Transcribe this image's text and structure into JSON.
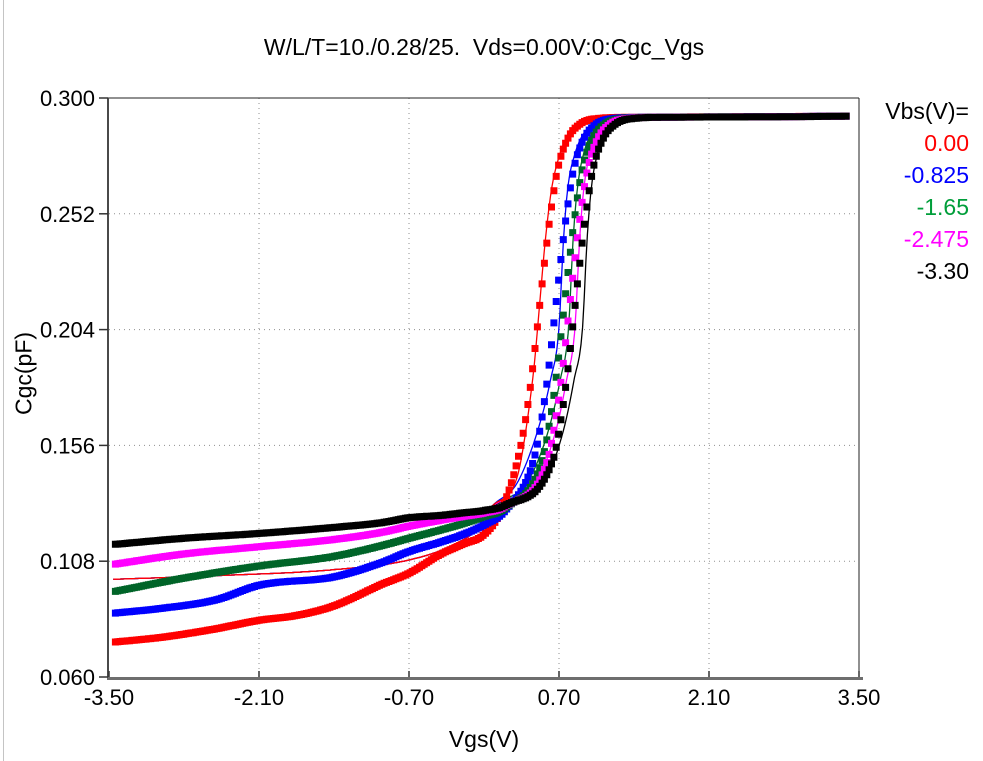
{
  "window": {
    "background": "#ffffff",
    "left_edge_color": "#c4c4c4"
  },
  "chart_data": {
    "type": "line",
    "title": "W/L/T=10./0.28/25.  Vds=0.00V:0:Cgc_Vgs",
    "xlabel": "Vgs(V)",
    "ylabel": "Cgc(pF)",
    "xlim": [
      -3.5,
      3.5
    ],
    "ylim": [
      0.06,
      0.3
    ],
    "xticks": [
      {
        "v": -3.5,
        "label": "-3.50"
      },
      {
        "v": -2.1,
        "label": "-2.10"
      },
      {
        "v": -0.7,
        "label": "-0.70"
      },
      {
        "v": 0.7,
        "label": "0.70"
      },
      {
        "v": 2.1,
        "label": "2.10"
      },
      {
        "v": 3.5,
        "label": "3.50"
      }
    ],
    "yticks": [
      {
        "v": 0.06,
        "label": "0.060"
      },
      {
        "v": 0.108,
        "label": "0.108"
      },
      {
        "v": 0.156,
        "label": "0.156"
      },
      {
        "v": 0.204,
        "label": "0.204"
      },
      {
        "v": 0.252,
        "label": "0.252"
      },
      {
        "v": 0.3,
        "label": "0.300"
      }
    ],
    "grid": {
      "style": "dotted",
      "color": "#8f8f8f",
      "x_gridlines": [
        -2.1,
        -0.7,
        0.7,
        2.1
      ],
      "y_gridlines": [
        0.108,
        0.156,
        0.204,
        0.252
      ]
    },
    "legend": {
      "title": "Vbs(V)=",
      "position": "top-right"
    },
    "marker_step_V": 0.022,
    "marker_size_px": 7,
    "saturation_pF": 0.2925,
    "series": [
      {
        "name": "0.00",
        "color": "#ff0000",
        "legend_color": "#ff0000",
        "marker": "filled-square",
        "points": [
          [
            -3.44,
            0.0745
          ],
          [
            -3.0,
            0.0765
          ],
          [
            -2.5,
            0.08
          ],
          [
            -2.1,
            0.0835
          ],
          [
            -1.75,
            0.0855
          ],
          [
            -1.4,
            0.0895
          ],
          [
            -0.95,
            0.0985
          ],
          [
            -0.7,
            0.103
          ],
          [
            -0.4,
            0.111
          ],
          [
            -0.2,
            0.115
          ],
          [
            0.0,
            0.119
          ],
          [
            0.15,
            0.128
          ],
          [
            0.314,
            0.15
          ],
          [
            0.4,
            0.17
          ],
          [
            0.46,
            0.19
          ],
          [
            0.51,
            0.21
          ],
          [
            0.56,
            0.23
          ],
          [
            0.615,
            0.25
          ],
          [
            0.685,
            0.27
          ],
          [
            0.78,
            0.283
          ],
          [
            0.89,
            0.289
          ],
          [
            1.06,
            0.2915
          ],
          [
            1.35,
            0.292
          ],
          [
            2.4,
            0.2922
          ],
          [
            3.4,
            0.2925
          ]
        ]
      },
      {
        "name": "-0.825",
        "color": "#0000ff",
        "legend_color": "#0000ff",
        "marker": "filled-square",
        "points": [
          [
            -3.44,
            0.0865
          ],
          [
            -3.0,
            0.0885
          ],
          [
            -2.5,
            0.092
          ],
          [
            -2.1,
            0.098
          ],
          [
            -1.4,
            0.1015
          ],
          [
            -0.95,
            0.1075
          ],
          [
            -0.7,
            0.112
          ],
          [
            -0.4,
            0.116
          ],
          [
            -0.2,
            0.119
          ],
          [
            0.0,
            0.123
          ],
          [
            0.2,
            0.129
          ],
          [
            0.464,
            0.15
          ],
          [
            0.55,
            0.17
          ],
          [
            0.61,
            0.19
          ],
          [
            0.66,
            0.21
          ],
          [
            0.71,
            0.23
          ],
          [
            0.765,
            0.25
          ],
          [
            0.835,
            0.27
          ],
          [
            0.93,
            0.283
          ],
          [
            1.04,
            0.289
          ],
          [
            1.21,
            0.2915
          ],
          [
            1.5,
            0.292
          ],
          [
            2.5,
            0.2922
          ],
          [
            3.4,
            0.2925
          ]
        ]
      },
      {
        "name": "-1.65",
        "color": "#006428",
        "legend_color": "#009e3a",
        "marker": "filled-square",
        "points": [
          [
            -3.44,
            0.0955
          ],
          [
            -2.8,
            0.101
          ],
          [
            -2.1,
            0.106
          ],
          [
            -1.4,
            0.11
          ],
          [
            -0.95,
            0.1145
          ],
          [
            -0.7,
            0.1175
          ],
          [
            -0.4,
            0.121
          ],
          [
            -0.2,
            0.1235
          ],
          [
            0.0,
            0.1265
          ],
          [
            0.2,
            0.13
          ],
          [
            0.544,
            0.15
          ],
          [
            0.63,
            0.17
          ],
          [
            0.69,
            0.19
          ],
          [
            0.74,
            0.21
          ],
          [
            0.79,
            0.23
          ],
          [
            0.845,
            0.25
          ],
          [
            0.915,
            0.27
          ],
          [
            1.01,
            0.283
          ],
          [
            1.12,
            0.289
          ],
          [
            1.29,
            0.2915
          ],
          [
            1.58,
            0.292
          ],
          [
            2.6,
            0.2922
          ],
          [
            3.4,
            0.2925
          ]
        ]
      },
      {
        "name": "-2.475",
        "color": "#ff00ff",
        "legend_color": "#ff00ff",
        "marker": "filled-square",
        "points": [
          [
            -3.44,
            0.1068
          ],
          [
            -2.8,
            0.111
          ],
          [
            -2.1,
            0.114
          ],
          [
            -1.4,
            0.117
          ],
          [
            -0.95,
            0.12
          ],
          [
            -0.7,
            0.1225
          ],
          [
            -0.4,
            0.125
          ],
          [
            -0.2,
            0.1265
          ],
          [
            0.0,
            0.128
          ],
          [
            0.2,
            0.1308
          ],
          [
            0.594,
            0.15
          ],
          [
            0.68,
            0.17
          ],
          [
            0.74,
            0.19
          ],
          [
            0.79,
            0.21
          ],
          [
            0.84,
            0.23
          ],
          [
            0.895,
            0.25
          ],
          [
            0.965,
            0.27
          ],
          [
            1.06,
            0.283
          ],
          [
            1.17,
            0.289
          ],
          [
            1.34,
            0.2915
          ],
          [
            1.63,
            0.292
          ],
          [
            2.7,
            0.2922
          ],
          [
            3.4,
            0.2925
          ]
        ]
      },
      {
        "name": "-3.30",
        "color": "#000000",
        "legend_color": "#000000",
        "marker": "filled-square",
        "points": [
          [
            -3.44,
            0.115
          ],
          [
            -2.8,
            0.1175
          ],
          [
            -2.1,
            0.1195
          ],
          [
            -1.4,
            0.122
          ],
          [
            -0.95,
            0.124
          ],
          [
            -0.7,
            0.126
          ],
          [
            -0.4,
            0.127
          ],
          [
            -0.2,
            0.128
          ],
          [
            0.0,
            0.129
          ],
          [
            0.2,
            0.1312
          ],
          [
            0.644,
            0.15
          ],
          [
            0.73,
            0.17
          ],
          [
            0.79,
            0.19
          ],
          [
            0.84,
            0.21
          ],
          [
            0.89,
            0.23
          ],
          [
            0.945,
            0.25
          ],
          [
            1.015,
            0.27
          ],
          [
            1.11,
            0.283
          ],
          [
            1.22,
            0.289
          ],
          [
            1.39,
            0.2915
          ],
          [
            1.68,
            0.292
          ],
          [
            2.8,
            0.2922
          ],
          [
            3.4,
            0.2925
          ]
        ]
      }
    ],
    "model_lines": [
      {
        "name": "0.00 model",
        "color": "#ff0000",
        "points": [
          [
            -3.46,
            0.1005
          ],
          [
            -2.5,
            0.102
          ],
          [
            -1.4,
            0.1045
          ],
          [
            -0.7,
            0.1085
          ],
          [
            -0.3,
            0.1145
          ],
          [
            -0.05,
            0.122
          ],
          [
            0.06,
            0.13
          ],
          [
            0.31,
            0.143
          ],
          [
            0.4,
            0.165
          ],
          [
            0.47,
            0.19
          ],
          [
            0.52,
            0.215
          ],
          [
            0.57,
            0.24
          ],
          [
            0.63,
            0.262
          ],
          [
            0.71,
            0.277
          ],
          [
            0.82,
            0.2865
          ],
          [
            0.98,
            0.29
          ],
          [
            1.25,
            0.2915
          ],
          [
            3.42,
            0.292
          ]
        ]
      },
      {
        "name": "-0.825 model",
        "color": "#0000ff",
        "points": [
          [
            -3.46,
            0.1005
          ],
          [
            -2.5,
            0.102
          ],
          [
            -1.4,
            0.1045
          ],
          [
            -0.7,
            0.1085
          ],
          [
            -0.3,
            0.1145
          ],
          [
            -0.05,
            0.122
          ],
          [
            0.06,
            0.13
          ],
          [
            0.31,
            0.1405
          ],
          [
            0.5,
            0.162
          ],
          [
            0.62,
            0.183
          ],
          [
            0.7,
            0.205
          ],
          [
            0.74,
            0.24
          ],
          [
            0.78,
            0.262
          ],
          [
            0.85,
            0.277
          ],
          [
            0.95,
            0.2865
          ],
          [
            1.1,
            0.29
          ],
          [
            1.35,
            0.2915
          ],
          [
            3.42,
            0.292
          ]
        ]
      },
      {
        "name": "-1.65 model",
        "color": "#006428",
        "points": [
          [
            -3.46,
            0.1005
          ],
          [
            -2.5,
            0.102
          ],
          [
            -1.4,
            0.1045
          ],
          [
            -0.7,
            0.1085
          ],
          [
            -0.3,
            0.1145
          ],
          [
            -0.05,
            0.122
          ],
          [
            0.06,
            0.13
          ],
          [
            0.4,
            0.1405
          ],
          [
            0.6,
            0.162
          ],
          [
            0.71,
            0.183
          ],
          [
            0.79,
            0.205
          ],
          [
            0.83,
            0.24
          ],
          [
            0.87,
            0.262
          ],
          [
            0.93,
            0.277
          ],
          [
            1.03,
            0.2865
          ],
          [
            1.17,
            0.29
          ],
          [
            1.42,
            0.2915
          ],
          [
            3.42,
            0.292
          ]
        ]
      },
      {
        "name": "-2.475 model",
        "color": "#ff00ff",
        "points": [
          [
            -3.46,
            0.1005
          ],
          [
            -2.5,
            0.102
          ],
          [
            -1.4,
            0.1045
          ],
          [
            -0.7,
            0.1085
          ],
          [
            -0.3,
            0.1145
          ],
          [
            -0.05,
            0.122
          ],
          [
            0.06,
            0.13
          ],
          [
            0.48,
            0.1405
          ],
          [
            0.67,
            0.162
          ],
          [
            0.77,
            0.183
          ],
          [
            0.85,
            0.205
          ],
          [
            0.89,
            0.24
          ],
          [
            0.93,
            0.262
          ],
          [
            0.99,
            0.277
          ],
          [
            1.08,
            0.2865
          ],
          [
            1.22,
            0.29
          ],
          [
            1.47,
            0.2915
          ],
          [
            3.42,
            0.292
          ]
        ]
      },
      {
        "name": "-3.30 model",
        "color": "#000000",
        "points": [
          [
            -3.46,
            0.1005
          ],
          [
            -2.5,
            0.102
          ],
          [
            -1.4,
            0.1045
          ],
          [
            -0.7,
            0.1085
          ],
          [
            -0.3,
            0.1145
          ],
          [
            -0.05,
            0.122
          ],
          [
            0.06,
            0.13
          ],
          [
            0.55,
            0.1405
          ],
          [
            0.74,
            0.162
          ],
          [
            0.84,
            0.183
          ],
          [
            0.92,
            0.205
          ],
          [
            0.96,
            0.24
          ],
          [
            1.0,
            0.262
          ],
          [
            1.06,
            0.277
          ],
          [
            1.15,
            0.2865
          ],
          [
            1.29,
            0.29
          ],
          [
            1.54,
            0.2915
          ],
          [
            3.42,
            0.292
          ]
        ]
      }
    ]
  }
}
——
▸ **REQUEST**
Read through the data and copy every line where "title" shows up.

▸ **FULL ANSWER**
    "title": "W/L/T=10./0.28/25.  Vds=0.00V:0:Cgc_Vgs",
      "title": "Vbs(V)=",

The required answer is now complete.